Short problem: How many of the lines below include "江湖夜雨十年灯"? Give the number and no other words.

Provided entries:

■ ■ ■ ■ ■ ■ ■

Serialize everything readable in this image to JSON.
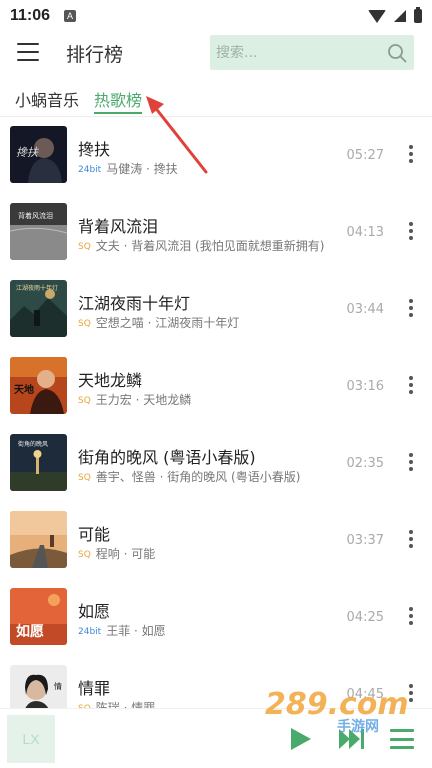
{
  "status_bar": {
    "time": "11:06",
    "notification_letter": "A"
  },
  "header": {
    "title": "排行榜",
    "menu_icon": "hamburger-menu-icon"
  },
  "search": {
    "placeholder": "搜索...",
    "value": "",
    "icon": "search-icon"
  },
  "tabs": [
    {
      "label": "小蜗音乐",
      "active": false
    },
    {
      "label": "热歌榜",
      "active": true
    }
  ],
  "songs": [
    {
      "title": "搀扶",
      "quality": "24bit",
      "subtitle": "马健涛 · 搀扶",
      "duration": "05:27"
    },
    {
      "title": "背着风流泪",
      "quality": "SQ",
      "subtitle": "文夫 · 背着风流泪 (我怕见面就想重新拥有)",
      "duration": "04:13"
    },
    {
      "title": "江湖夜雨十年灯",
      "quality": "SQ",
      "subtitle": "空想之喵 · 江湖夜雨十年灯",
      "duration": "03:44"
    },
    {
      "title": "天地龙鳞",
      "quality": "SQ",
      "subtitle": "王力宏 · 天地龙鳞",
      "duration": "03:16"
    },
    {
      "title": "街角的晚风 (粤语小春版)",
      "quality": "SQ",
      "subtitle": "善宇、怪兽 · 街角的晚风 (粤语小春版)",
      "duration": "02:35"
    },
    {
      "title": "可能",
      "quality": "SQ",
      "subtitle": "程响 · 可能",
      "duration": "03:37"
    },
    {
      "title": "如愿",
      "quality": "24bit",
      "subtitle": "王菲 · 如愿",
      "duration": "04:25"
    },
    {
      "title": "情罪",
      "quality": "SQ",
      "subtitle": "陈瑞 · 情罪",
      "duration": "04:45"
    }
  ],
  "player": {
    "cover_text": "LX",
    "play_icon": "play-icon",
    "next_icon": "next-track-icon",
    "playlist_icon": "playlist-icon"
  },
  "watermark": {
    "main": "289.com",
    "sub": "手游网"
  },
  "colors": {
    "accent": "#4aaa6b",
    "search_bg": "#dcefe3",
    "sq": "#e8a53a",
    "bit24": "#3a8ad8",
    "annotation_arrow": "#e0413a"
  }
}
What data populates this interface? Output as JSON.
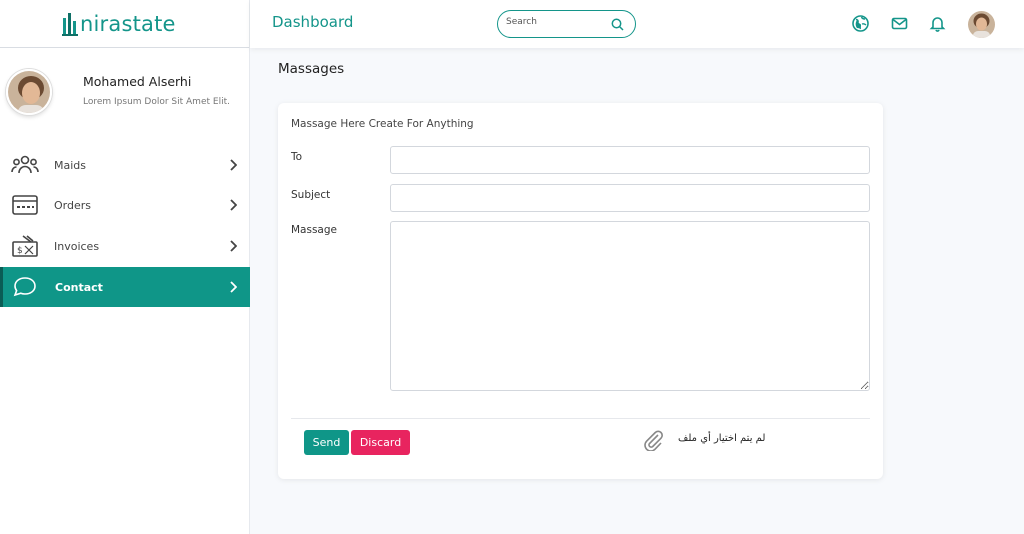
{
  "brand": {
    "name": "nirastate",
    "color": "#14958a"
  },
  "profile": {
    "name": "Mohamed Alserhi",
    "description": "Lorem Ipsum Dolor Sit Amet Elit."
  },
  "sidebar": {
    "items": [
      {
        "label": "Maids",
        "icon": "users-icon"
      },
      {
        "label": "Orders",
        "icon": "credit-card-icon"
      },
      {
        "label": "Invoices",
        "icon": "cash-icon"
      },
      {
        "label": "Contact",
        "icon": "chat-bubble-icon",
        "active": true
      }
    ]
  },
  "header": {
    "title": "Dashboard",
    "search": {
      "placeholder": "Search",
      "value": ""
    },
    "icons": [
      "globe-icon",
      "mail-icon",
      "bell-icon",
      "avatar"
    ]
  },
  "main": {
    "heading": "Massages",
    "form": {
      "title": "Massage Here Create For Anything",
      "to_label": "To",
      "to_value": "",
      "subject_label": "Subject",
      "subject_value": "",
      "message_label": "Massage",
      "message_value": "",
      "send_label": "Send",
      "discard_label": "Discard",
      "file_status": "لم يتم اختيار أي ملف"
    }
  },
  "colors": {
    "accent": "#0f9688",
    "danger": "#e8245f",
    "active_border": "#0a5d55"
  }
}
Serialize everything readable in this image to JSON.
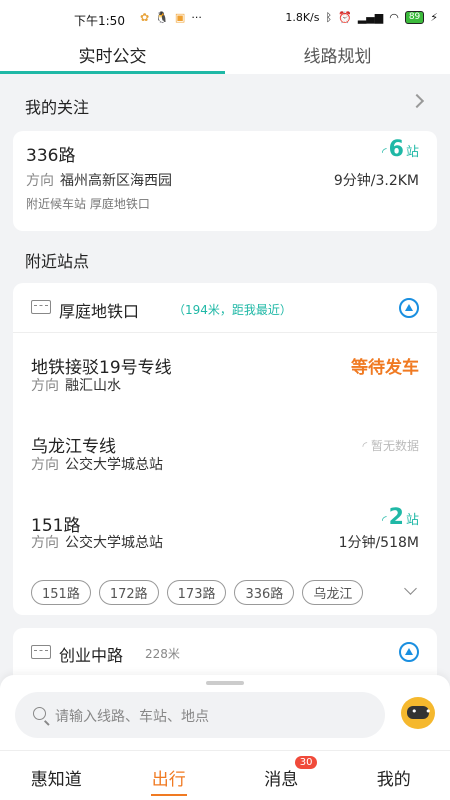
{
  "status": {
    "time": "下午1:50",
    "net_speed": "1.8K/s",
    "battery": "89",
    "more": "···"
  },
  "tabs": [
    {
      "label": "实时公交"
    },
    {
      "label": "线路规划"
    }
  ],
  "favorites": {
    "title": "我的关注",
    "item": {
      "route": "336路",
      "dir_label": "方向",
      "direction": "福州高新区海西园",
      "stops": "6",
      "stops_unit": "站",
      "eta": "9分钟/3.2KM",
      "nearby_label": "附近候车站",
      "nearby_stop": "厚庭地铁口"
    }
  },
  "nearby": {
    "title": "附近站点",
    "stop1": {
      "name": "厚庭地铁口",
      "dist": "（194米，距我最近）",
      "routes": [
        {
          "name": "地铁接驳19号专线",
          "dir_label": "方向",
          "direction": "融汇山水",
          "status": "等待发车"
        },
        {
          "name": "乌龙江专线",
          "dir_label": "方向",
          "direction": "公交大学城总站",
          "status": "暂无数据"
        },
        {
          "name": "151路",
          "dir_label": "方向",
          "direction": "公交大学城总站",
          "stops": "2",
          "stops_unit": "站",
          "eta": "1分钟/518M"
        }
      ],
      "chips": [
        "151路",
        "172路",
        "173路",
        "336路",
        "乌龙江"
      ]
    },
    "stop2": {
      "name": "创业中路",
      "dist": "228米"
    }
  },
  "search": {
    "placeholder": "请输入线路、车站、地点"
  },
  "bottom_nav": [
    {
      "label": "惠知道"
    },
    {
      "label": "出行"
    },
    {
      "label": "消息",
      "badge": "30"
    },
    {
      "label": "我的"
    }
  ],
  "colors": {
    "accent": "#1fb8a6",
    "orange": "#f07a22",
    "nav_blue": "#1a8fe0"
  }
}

■ ■ ■ ■ ■ ■ ■

Result of the task: 2